To be done: Search the material below for the word "xlabel". Copy every line that has it.

── Records provided ──

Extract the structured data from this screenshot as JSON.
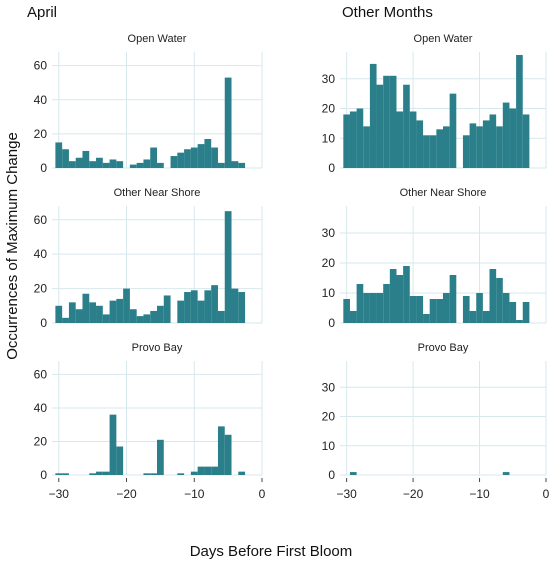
{
  "figure": {
    "ylabel": "Occurrences of Maximum Change",
    "xlabel": "Days Before First Bloom",
    "column_titles": [
      "April",
      "Other Months"
    ],
    "bar_color": "#2a7f8a",
    "grid_color": "#d6e8ee"
  },
  "chart_data": [
    {
      "type": "bar",
      "column": "April",
      "title": "Open Water",
      "x": [
        -30,
        -29,
        -28,
        -27,
        -26,
        -25,
        -24,
        -23,
        -22,
        -21,
        -20,
        -19,
        -18,
        -17,
        -16,
        -15,
        -14,
        -13,
        -12,
        -11,
        -10,
        -9,
        -8,
        -7,
        -6,
        -5,
        -4,
        -3
      ],
      "values": [
        15,
        11,
        4,
        6,
        10,
        4,
        6,
        3,
        5,
        4,
        null,
        2,
        3,
        5,
        12,
        3,
        null,
        7,
        9,
        11,
        12,
        14,
        17,
        12,
        3,
        53,
        4,
        3
      ],
      "ylim": [
        0,
        68
      ],
      "yticks": [
        0,
        20,
        40,
        60
      ],
      "xlim": [
        -31,
        0
      ],
      "xticks": [
        -30,
        -20,
        -10,
        0
      ]
    },
    {
      "type": "bar",
      "column": "Other Months",
      "title": "Open Water",
      "x": [
        -30,
        -29,
        -28,
        -27,
        -26,
        -25,
        -24,
        -23,
        -22,
        -21,
        -20,
        -19,
        -18,
        -17,
        -16,
        -15,
        -14,
        -13,
        -12,
        -11,
        -10,
        -9,
        -8,
        -7,
        -6,
        -5,
        -4,
        -3
      ],
      "values": [
        18,
        19,
        20,
        14,
        35,
        28,
        31,
        31,
        19,
        28,
        19,
        16,
        11,
        11,
        13,
        14,
        25,
        null,
        11,
        15,
        14,
        16,
        18,
        14,
        22,
        20,
        38,
        18
      ],
      "ylim": [
        0,
        39
      ],
      "yticks": [
        0,
        10,
        20,
        30
      ],
      "xlim": [
        -31,
        0
      ],
      "xticks": [
        -30,
        -20,
        -10,
        0
      ]
    },
    {
      "type": "bar",
      "column": "April",
      "title": "Other Near Shore",
      "x": [
        -30,
        -29,
        -28,
        -27,
        -26,
        -25,
        -24,
        -23,
        -22,
        -21,
        -20,
        -19,
        -18,
        -17,
        -16,
        -15,
        -14,
        -13,
        -12,
        -11,
        -10,
        -9,
        -8,
        -7,
        -6,
        -5,
        -4,
        -3
      ],
      "values": [
        10,
        3,
        12,
        8,
        17,
        12,
        10,
        5,
        13,
        14,
        20,
        8,
        4,
        5,
        7,
        10,
        16,
        null,
        13,
        18,
        19,
        13,
        19,
        22,
        7,
        65,
        20,
        18
      ],
      "ylim": [
        0,
        68
      ],
      "yticks": [
        0,
        20,
        40,
        60
      ],
      "xlim": [
        -31,
        0
      ],
      "xticks": [
        -30,
        -20,
        -10,
        0
      ]
    },
    {
      "type": "bar",
      "column": "Other Months",
      "title": "Other Near Shore",
      "x": [
        -30,
        -29,
        -28,
        -27,
        -26,
        -25,
        -24,
        -23,
        -22,
        -21,
        -20,
        -19,
        -18,
        -17,
        -16,
        -15,
        -14,
        -13,
        -12,
        -11,
        -10,
        -9,
        -8,
        -7,
        -6,
        -5,
        -4,
        -3
      ],
      "values": [
        8,
        4,
        13,
        10,
        10,
        10,
        13,
        18,
        16,
        19,
        9,
        9,
        3,
        8,
        8,
        10,
        16,
        null,
        9,
        4,
        10,
        4,
        18,
        15,
        10,
        7,
        1,
        7
      ],
      "ylim": [
        0,
        39
      ],
      "yticks": [
        0,
        10,
        20,
        30
      ],
      "xlim": [
        -31,
        0
      ],
      "xticks": [
        -30,
        -20,
        -10,
        0
      ]
    },
    {
      "type": "bar",
      "column": "April",
      "title": "Provo Bay",
      "x": [
        -30,
        -29,
        -28,
        -27,
        -26,
        -25,
        -24,
        -23,
        -22,
        -21,
        -20,
        -19,
        -18,
        -17,
        -16,
        -15,
        -14,
        -13,
        -12,
        -11,
        -10,
        -9,
        -8,
        -7,
        -6,
        -5,
        -4,
        -3
      ],
      "values": [
        1,
        1,
        0,
        0,
        0,
        1,
        2,
        2,
        36,
        17,
        0,
        0,
        0,
        1,
        1,
        21,
        0,
        0,
        1,
        0,
        2,
        5,
        5,
        5,
        29,
        24,
        0,
        2
      ],
      "ylim": [
        0,
        68
      ],
      "yticks": [
        0,
        20,
        40,
        60
      ],
      "xlim": [
        -31,
        0
      ],
      "xticks": [
        -30,
        -20,
        -10,
        0
      ]
    },
    {
      "type": "bar",
      "column": "Other Months",
      "title": "Provo Bay",
      "x": [
        -30,
        -29,
        -28,
        -27,
        -26,
        -25,
        -24,
        -23,
        -22,
        -21,
        -20,
        -19,
        -18,
        -17,
        -16,
        -15,
        -14,
        -13,
        -12,
        -11,
        -10,
        -9,
        -8,
        -7,
        -6,
        -5,
        -4,
        -3
      ],
      "values": [
        0,
        1,
        0,
        0,
        0,
        0,
        0,
        0,
        0,
        0,
        0,
        0,
        0,
        0,
        0,
        0,
        0,
        0,
        0,
        0,
        0,
        0,
        0,
        0,
        1,
        0,
        0,
        0
      ],
      "ylim": [
        0,
        39
      ],
      "yticks": [
        0,
        10,
        20,
        30
      ],
      "xlim": [
        -31,
        0
      ],
      "xticks": [
        -30,
        -20,
        -10,
        0
      ]
    }
  ]
}
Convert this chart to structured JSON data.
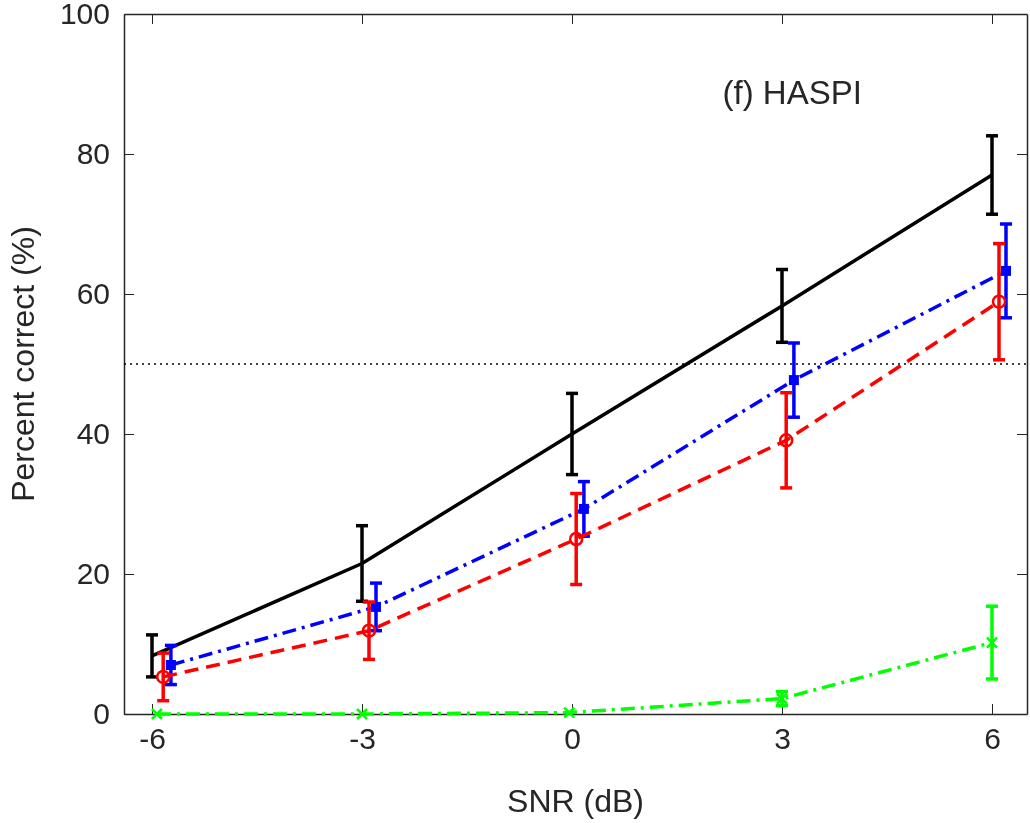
{
  "chart_data": {
    "type": "line",
    "xlabel": "SNR (dB)",
    "ylabel": "Percent correct (%)",
    "annotations": [
      "(f) HASPI"
    ],
    "xlim": [
      -6.4,
      6.5
    ],
    "xticks": [
      -6,
      -3,
      0,
      3,
      6
    ],
    "ylim": [
      0,
      100
    ],
    "yticks": [
      0,
      20,
      40,
      60,
      80,
      100
    ],
    "grid": false,
    "ref_lines": [
      {
        "axis": "y",
        "value": 50,
        "color": "#000000",
        "line_style": "dotted"
      }
    ],
    "series": [
      {
        "color": "#000000",
        "marker": "none",
        "line_style": "solid",
        "x": [
          -6,
          -3,
          0,
          3,
          6
        ],
        "values": [
          8.3,
          21.5,
          40,
          58.3,
          77
        ],
        "errors": [
          3,
          5.4,
          5.8,
          5.2,
          5.6
        ]
      },
      {
        "color": "#0000ff",
        "marker": "square",
        "line_style": "dashdot",
        "x": [
          -5.73,
          -2.8,
          0.17,
          3.17,
          6.2
        ],
        "values": [
          7,
          15.3,
          29.3,
          47.7,
          63.3
        ],
        "errors": [
          2.8,
          3.4,
          3.9,
          5.3,
          6.7
        ]
      },
      {
        "color": "#ff0000",
        "marker": "circle",
        "line_style": "dashed",
        "x": [
          -5.84,
          -2.9,
          0.06,
          3.06,
          6.1
        ],
        "values": [
          5.3,
          11.9,
          25,
          39.1,
          58.9
        ],
        "errors": [
          3.4,
          4.1,
          6.5,
          6.8,
          8.3
        ]
      },
      {
        "color": "#00ff00",
        "marker": "cross",
        "line_style": "dashdot",
        "x": [
          -5.93,
          -3,
          -0.04,
          3,
          6
        ],
        "values": [
          0,
          0,
          0.2,
          2.2,
          10.2
        ],
        "errors": [
          null,
          null,
          null,
          1,
          5.2
        ]
      }
    ]
  }
}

───

Reply to the exercise:
    "xlabel": "Days Before First Bloom",
    "xlabel": "SNR (dB)",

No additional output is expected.